Count the lines in the entries below that include the word "öron". Give nothing but the number.

• Dataset records:
============
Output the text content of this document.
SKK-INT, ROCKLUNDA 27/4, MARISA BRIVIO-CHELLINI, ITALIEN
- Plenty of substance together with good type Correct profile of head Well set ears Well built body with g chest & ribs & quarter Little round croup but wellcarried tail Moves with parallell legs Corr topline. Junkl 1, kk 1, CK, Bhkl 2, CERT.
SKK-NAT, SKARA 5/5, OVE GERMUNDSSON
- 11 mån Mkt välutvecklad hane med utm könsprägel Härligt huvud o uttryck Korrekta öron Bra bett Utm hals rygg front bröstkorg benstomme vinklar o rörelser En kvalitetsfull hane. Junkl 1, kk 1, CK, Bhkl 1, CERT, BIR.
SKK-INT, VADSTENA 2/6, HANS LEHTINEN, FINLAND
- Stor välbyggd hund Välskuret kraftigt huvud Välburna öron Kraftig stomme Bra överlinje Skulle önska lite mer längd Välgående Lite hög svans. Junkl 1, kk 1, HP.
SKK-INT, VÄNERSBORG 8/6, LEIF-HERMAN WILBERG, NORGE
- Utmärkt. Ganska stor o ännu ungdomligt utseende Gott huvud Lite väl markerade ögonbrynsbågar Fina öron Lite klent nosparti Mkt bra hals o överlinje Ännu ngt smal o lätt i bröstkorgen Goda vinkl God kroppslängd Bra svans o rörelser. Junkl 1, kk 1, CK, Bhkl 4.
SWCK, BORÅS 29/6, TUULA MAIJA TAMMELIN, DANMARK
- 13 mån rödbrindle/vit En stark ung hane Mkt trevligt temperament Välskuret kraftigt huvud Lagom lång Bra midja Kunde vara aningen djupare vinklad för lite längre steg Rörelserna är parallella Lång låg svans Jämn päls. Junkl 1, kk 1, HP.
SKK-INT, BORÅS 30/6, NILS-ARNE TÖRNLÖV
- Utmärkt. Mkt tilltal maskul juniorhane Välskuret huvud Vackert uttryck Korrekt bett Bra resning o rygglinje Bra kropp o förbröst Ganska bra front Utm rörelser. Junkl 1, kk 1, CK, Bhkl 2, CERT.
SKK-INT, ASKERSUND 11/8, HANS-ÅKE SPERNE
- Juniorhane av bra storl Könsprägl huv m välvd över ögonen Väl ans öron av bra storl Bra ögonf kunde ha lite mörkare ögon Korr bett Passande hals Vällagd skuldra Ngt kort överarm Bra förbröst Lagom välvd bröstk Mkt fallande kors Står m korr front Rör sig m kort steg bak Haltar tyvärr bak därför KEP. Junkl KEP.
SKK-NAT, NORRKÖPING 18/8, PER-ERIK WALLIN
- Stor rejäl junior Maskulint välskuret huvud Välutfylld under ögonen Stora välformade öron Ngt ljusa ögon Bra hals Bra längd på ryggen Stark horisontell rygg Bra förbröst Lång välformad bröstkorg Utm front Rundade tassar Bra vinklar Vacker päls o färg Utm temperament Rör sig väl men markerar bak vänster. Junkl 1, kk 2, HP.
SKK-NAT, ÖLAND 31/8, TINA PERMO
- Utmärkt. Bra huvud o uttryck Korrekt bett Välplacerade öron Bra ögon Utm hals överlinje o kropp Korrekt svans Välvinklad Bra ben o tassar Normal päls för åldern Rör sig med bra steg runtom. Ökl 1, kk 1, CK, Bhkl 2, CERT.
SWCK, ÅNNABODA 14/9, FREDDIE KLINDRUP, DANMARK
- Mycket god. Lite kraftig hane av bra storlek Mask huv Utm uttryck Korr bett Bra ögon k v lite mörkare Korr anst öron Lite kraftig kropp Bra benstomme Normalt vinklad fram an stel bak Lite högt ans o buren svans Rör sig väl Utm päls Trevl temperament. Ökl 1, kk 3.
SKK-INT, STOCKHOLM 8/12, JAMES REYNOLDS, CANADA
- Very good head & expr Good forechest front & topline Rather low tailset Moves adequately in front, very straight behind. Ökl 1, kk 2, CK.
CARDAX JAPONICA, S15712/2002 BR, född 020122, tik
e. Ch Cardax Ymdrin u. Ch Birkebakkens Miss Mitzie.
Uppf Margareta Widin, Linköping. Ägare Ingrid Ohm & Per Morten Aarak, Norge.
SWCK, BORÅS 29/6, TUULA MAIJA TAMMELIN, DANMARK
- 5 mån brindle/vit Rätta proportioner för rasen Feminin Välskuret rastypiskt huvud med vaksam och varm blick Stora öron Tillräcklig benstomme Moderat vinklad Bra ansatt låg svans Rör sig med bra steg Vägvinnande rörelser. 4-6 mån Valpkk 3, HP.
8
============
• Solution below:
8